## INFORMATION SUPPLIED

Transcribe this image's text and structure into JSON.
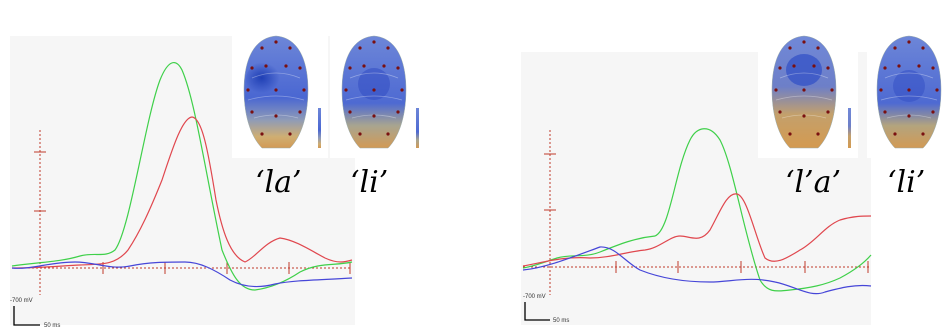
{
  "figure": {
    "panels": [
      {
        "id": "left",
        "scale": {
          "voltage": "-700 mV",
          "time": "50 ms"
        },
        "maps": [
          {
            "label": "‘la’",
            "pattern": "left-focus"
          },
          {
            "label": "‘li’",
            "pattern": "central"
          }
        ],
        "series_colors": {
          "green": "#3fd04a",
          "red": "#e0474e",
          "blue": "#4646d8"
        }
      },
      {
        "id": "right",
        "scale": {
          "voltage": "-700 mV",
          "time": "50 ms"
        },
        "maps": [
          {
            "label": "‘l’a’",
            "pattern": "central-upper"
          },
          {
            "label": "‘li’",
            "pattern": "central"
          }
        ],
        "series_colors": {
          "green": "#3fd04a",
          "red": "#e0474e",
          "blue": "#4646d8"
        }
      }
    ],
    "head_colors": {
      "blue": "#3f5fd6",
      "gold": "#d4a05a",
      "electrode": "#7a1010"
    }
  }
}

## PROBLEM REQUIREMENTS
Write out the records above exactly as they appear, leaving out any pictures.

## CORRECT RESULT
Transcribe this image's text and structure into JSON.
{
  "figure": {
    "panels": [
      {
        "id": "left",
        "scale": {
          "voltage": "-700 mV",
          "time": "50 ms"
        },
        "maps": [
          {
            "label": "‘la’",
            "pattern": "left-focus"
          },
          {
            "label": "‘li’",
            "pattern": "central"
          }
        ],
        "series_colors": {
          "green": "#3fd04a",
          "red": "#e0474e",
          "blue": "#4646d8"
        }
      },
      {
        "id": "right",
        "scale": {
          "voltage": "-700 mV",
          "time": "50 ms"
        },
        "maps": [
          {
            "label": "‘l’a’",
            "pattern": "central-upper"
          },
          {
            "label": "‘li’",
            "pattern": "central"
          }
        ],
        "series_colors": {
          "green": "#3fd04a",
          "red": "#e0474e",
          "blue": "#4646d8"
        }
      }
    ],
    "head_colors": {
      "blue": "#3f5fd6",
      "gold": "#d4a05a",
      "electrode": "#7a1010"
    }
  }
}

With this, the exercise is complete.